- EXERCISE BRIEF -
List each line of the data in which the string "name" appears.

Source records
---

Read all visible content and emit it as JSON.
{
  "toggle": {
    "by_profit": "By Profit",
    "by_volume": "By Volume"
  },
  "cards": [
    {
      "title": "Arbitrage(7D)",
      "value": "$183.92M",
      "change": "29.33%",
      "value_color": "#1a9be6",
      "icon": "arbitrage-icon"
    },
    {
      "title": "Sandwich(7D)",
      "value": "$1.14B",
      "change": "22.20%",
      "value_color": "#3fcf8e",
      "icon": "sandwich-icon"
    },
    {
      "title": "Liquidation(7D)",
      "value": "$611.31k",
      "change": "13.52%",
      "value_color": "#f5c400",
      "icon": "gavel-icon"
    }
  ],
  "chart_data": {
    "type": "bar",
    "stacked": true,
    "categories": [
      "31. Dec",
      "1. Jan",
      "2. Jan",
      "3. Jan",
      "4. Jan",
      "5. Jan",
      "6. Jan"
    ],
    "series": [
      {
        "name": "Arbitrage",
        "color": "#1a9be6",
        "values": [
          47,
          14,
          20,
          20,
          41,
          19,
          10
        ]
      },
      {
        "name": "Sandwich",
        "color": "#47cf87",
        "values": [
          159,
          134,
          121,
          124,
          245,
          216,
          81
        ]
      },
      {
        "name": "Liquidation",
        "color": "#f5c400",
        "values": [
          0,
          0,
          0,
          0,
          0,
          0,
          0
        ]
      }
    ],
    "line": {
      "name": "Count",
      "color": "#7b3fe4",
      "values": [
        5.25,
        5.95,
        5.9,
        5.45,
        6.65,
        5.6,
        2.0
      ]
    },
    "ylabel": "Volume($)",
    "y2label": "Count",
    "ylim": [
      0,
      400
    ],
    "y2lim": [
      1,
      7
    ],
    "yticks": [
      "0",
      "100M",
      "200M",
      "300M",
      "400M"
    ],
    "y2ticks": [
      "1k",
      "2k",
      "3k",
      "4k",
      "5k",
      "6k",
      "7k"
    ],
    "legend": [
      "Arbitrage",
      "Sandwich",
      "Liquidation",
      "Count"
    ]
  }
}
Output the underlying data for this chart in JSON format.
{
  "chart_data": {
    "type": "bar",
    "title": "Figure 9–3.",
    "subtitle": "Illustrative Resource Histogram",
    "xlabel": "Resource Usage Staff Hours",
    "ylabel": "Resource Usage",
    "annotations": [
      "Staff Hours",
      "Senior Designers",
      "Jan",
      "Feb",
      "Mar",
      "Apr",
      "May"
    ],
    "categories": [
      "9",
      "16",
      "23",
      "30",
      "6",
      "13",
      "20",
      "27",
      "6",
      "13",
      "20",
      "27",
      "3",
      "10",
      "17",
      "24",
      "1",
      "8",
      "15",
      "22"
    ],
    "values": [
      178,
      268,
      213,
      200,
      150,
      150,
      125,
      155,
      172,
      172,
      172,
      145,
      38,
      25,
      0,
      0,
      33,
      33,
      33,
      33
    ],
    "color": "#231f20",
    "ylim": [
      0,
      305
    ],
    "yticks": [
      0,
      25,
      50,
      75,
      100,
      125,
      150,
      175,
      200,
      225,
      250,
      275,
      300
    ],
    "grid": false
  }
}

---

- OUTPUT FOR THIS TASK -
        "name": "Arbitrage",
        "name": "Sandwich",
        "name": "Liquidation",
      "name": "Count",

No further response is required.